| Your instructions |
Your answer should be a single number: the count of lines that hold the word "khóa".

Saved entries
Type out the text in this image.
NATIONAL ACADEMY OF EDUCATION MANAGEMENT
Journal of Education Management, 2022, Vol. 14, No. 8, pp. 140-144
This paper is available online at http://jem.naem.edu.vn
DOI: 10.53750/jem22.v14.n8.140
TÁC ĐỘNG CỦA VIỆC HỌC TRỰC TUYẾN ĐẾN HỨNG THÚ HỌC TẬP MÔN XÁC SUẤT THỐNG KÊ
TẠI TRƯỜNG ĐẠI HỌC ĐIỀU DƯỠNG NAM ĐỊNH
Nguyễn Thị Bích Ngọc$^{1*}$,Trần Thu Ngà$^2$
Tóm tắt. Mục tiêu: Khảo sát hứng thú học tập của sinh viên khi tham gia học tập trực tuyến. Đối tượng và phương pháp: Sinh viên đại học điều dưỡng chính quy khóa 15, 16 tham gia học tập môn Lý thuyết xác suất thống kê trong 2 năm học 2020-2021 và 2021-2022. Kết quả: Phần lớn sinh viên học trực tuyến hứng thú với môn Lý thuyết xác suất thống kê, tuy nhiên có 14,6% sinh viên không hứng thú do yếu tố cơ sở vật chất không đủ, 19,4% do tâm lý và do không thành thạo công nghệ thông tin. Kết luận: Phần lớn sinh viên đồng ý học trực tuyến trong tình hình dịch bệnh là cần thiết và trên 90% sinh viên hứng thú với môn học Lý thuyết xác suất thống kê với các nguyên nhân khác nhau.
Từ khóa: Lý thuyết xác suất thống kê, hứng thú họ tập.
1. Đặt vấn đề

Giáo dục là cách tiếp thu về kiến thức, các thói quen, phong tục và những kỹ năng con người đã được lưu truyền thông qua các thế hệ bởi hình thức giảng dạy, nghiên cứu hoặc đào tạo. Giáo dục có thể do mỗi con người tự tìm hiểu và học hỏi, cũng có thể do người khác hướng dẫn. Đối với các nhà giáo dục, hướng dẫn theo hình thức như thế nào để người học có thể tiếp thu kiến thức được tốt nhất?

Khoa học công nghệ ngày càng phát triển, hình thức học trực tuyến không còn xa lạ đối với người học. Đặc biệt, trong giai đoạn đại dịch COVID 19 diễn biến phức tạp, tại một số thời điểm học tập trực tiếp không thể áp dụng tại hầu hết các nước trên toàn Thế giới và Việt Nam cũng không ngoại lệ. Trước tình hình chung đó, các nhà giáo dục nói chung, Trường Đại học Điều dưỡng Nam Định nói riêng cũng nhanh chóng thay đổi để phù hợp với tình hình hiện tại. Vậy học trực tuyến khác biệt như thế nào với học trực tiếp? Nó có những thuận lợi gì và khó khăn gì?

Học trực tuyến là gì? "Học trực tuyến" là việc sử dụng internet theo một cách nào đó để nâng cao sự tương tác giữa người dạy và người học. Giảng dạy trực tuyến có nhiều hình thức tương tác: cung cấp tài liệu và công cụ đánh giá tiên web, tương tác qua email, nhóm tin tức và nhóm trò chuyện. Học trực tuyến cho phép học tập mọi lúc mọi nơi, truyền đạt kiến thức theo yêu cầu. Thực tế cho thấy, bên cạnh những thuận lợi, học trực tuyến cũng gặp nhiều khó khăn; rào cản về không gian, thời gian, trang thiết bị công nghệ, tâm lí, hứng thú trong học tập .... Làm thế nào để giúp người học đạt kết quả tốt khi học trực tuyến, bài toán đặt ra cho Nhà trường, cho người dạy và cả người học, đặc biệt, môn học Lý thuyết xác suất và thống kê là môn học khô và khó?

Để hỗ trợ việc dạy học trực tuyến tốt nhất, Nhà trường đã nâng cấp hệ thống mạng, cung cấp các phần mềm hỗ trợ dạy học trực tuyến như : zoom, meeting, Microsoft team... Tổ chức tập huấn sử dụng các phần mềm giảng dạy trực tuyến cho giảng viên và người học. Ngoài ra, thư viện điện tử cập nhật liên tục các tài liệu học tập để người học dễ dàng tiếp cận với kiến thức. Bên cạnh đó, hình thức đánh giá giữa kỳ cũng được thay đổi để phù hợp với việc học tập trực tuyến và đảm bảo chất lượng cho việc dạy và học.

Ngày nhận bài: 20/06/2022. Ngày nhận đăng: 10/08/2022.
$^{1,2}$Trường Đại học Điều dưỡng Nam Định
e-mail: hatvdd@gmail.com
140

| Exercise response |
2